Prompt -
Write out every entry exactly as given, but omit the pictures.

Given data -
++++++++

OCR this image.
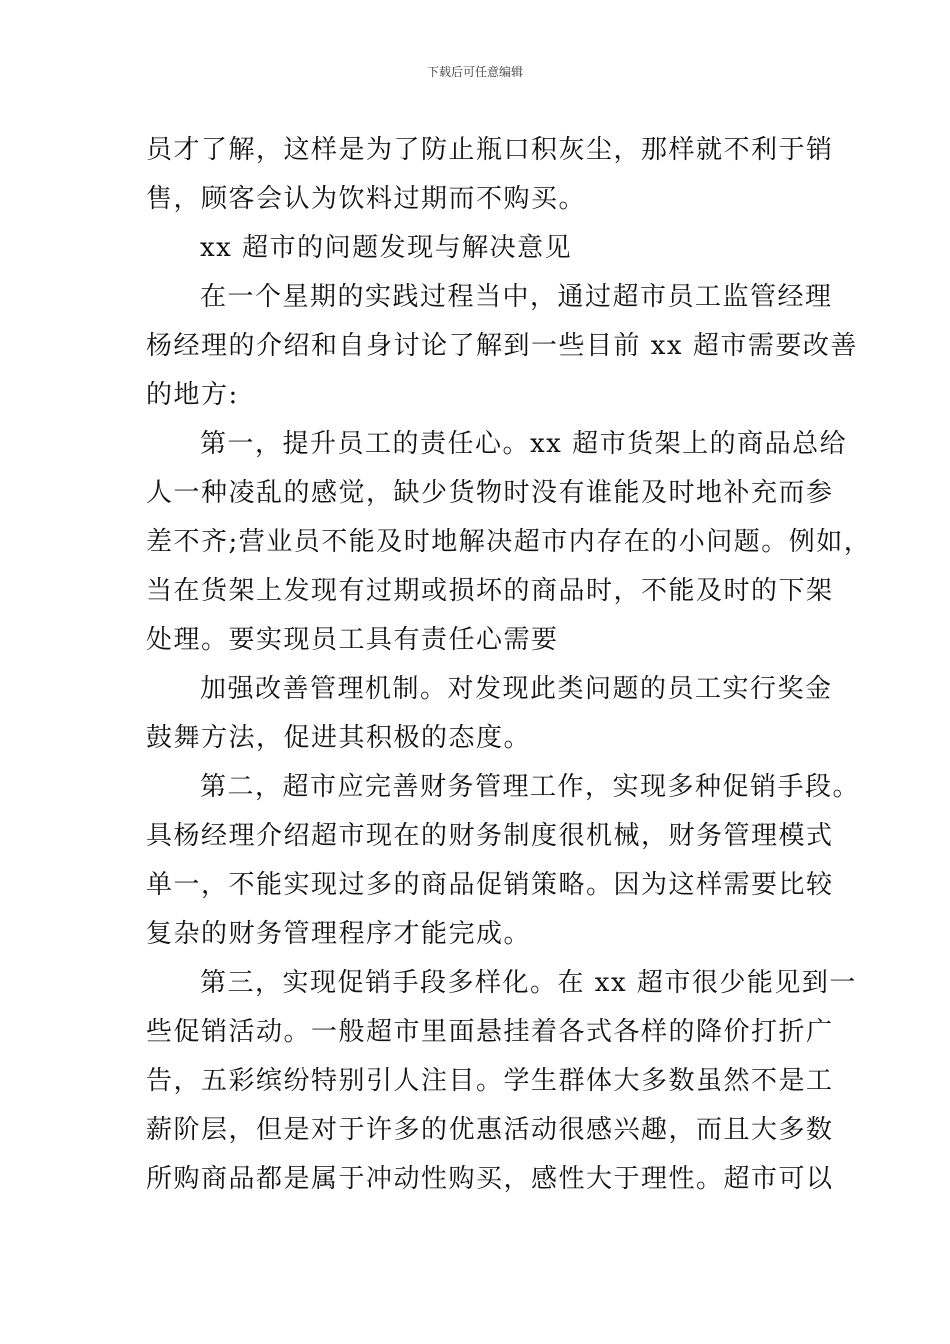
下载后可任意编辑
员才了解，这样是为了防止瓶口积灰尘，那样就不利于销
售，顾客会认为饮料过期而不购买。
xx 超市的问题发现与解决意见
在一个星期的实践过程当中，通过超市员工监管经理
杨经理的介绍和自身讨论了解到一些目前 xx 超市需要改善
的地方:
第一，提升员工的责任心。xx 超市货架上的商品总给
人一种凌乱的感觉，缺少货物时没有谁能及时地补充而参
差不齐;营业员不能及时地解决超市内存在的小问题。例如，
当在货架上发现有过期或损坏的商品时，不能及时的下架
处理。要实现员工具有责任心需要
加强改善管理机制。对发现此类问题的员工实行奖金
鼓舞方法，促进其积极的态度。
第二，超市应完善财务管理工作，实现多种促销手段。
具杨经理介绍超市现在的财务制度很机械，财务管理模式
单一，不能实现过多的商品促销策略。因为这样需要比较
复杂的财务管理程序才能完成。
第三，实现促销手段多样化。在 xx 超市很少能见到一
些促销活动。一般超市里面悬挂着各式各样的降价打折广
告，五彩缤纷特别引人注目。学生群体大多数虽然不是工
薪阶层，但是对于许多的优惠活动很感兴趣，而且大多数
所购商品都是属于冲动性购买，感性大于理性。超市可以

++++++++

Exercise output -
OCR this image.
下载后可任意编辑
员才了解，这样是为了防止瓶口积灰尘，那样就不利于销
售，顾客会认为饮料过期而不购买。
xx 超市的问题发现与解决意见
在一个星期的实践过程当中，通过超市员工监管经理
杨经理的介绍和自身讨论了解到一些目前 xx 超市需要改善
的地方:
第一，提升员工的责任心。xx 超市货架上的商品总给
人一种凌乱的感觉，缺少货物时没有谁能及时地补充而参
差不齐;营业员不能及时地解决超市内存在的小问题。例如，
当在货架上发现有过期或损坏的商品时，不能及时的下架
处理。要实现员工具有责任心需要
加强改善管理机制。对发现此类问题的员工实行奖金
鼓舞方法，促进其积极的态度。
第二，超市应完善财务管理工作，实现多种促销手段。
具杨经理介绍超市现在的财务制度很机械，财务管理模式
单一，不能实现过多的商品促销策略。因为这样需要比较
复杂的财务管理程序才能完成。
第三，实现促销手段多样化。在 xx 超市很少能见到一
些促销活动。一般超市里面悬挂着各式各样的降价打折广
告，五彩缤纷特别引人注目。学生群体大多数虽然不是工
薪阶层，但是对于许多的优惠活动很感兴趣，而且大多数
所购商品都是属于冲动性购买，感性大于理性。超市可以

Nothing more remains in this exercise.